Given request:
Copy, from the entries below, each line in which the string "物を掛ける際には" appears.

Recorded information:
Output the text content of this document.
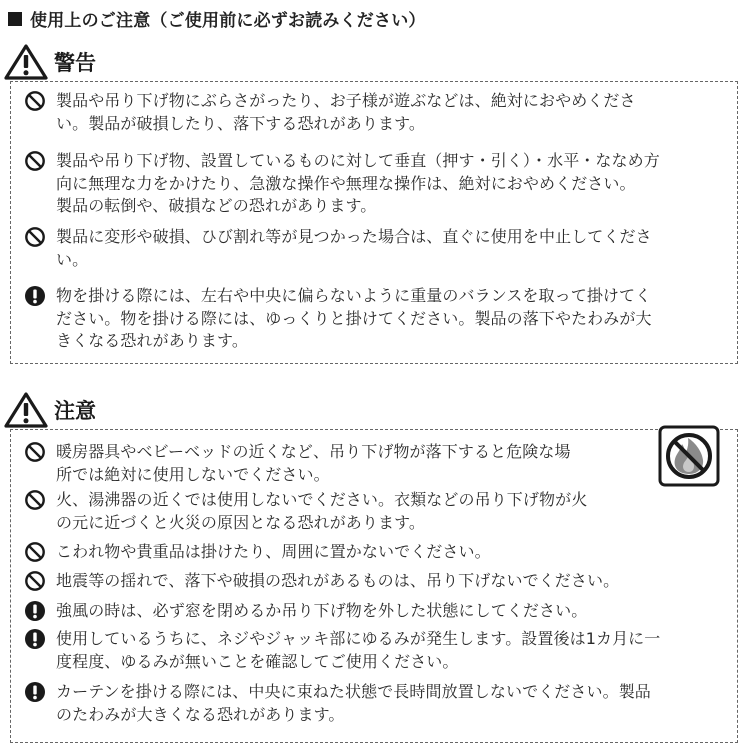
使用上のご注意（ご使用前に必ずお読みください）
警告
製品や吊り下げ物にぶらさがったり、お子様が遊ぶなどは、絶対におやめくださ
い。製品が破損したり、落下する恐れがあります。
製品や吊り下げ物、設置しているものに対して垂直（押す・引く）・水平・ななめ方
向に無理な力をかけたり、急激な操作や無理な操作は、絶対におやめください。
製品の転倒や、破損などの恐れがあります。
製品に変形や破損、ひび割れ等が見つかった場合は、直ぐに使用を中止してくださ
い。
物を掛ける際には、左右や中央に偏らないように重量のバランスを取って掛けてく
ださい。物を掛ける際には、ゆっくりと掛けてください。製品の落下やたわみが大
きくなる恐れがあります。
注意
暖房器具やベビーベッドの近くなど、吊り下げ物が落下すると危険な場
所では絶対に使用しないでください。
火、湯沸器の近くでは使用しないでください。衣類などの吊り下げ物が火
の元に近づくと火災の原因となる恐れがあります。
こわれ物や貴重品は掛けたり、周囲に置かないでください。
地震等の揺れで、落下や破損の恐れがあるものは、吊り下げないでください。
強風の時は、必ず窓を閉めるか吊り下げ物を外した状態にしてください。
使用しているうちに、ネジやジャッキ部にゆるみが発生します。設置後は1カ月に一
度程度、ゆるみが無いことを確認してご使用ください。
カーテンを掛ける際には、中央に束ねた状態で長時間放置しないでください。製品
のたわみが大きくなる恐れがあります。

The output:
物を掛ける際には、左右や中央に偏らないように重量のバランスを取って掛けてく
ださい。物を掛ける際には、ゆっくりと掛けてください。製品の落下やたわみが大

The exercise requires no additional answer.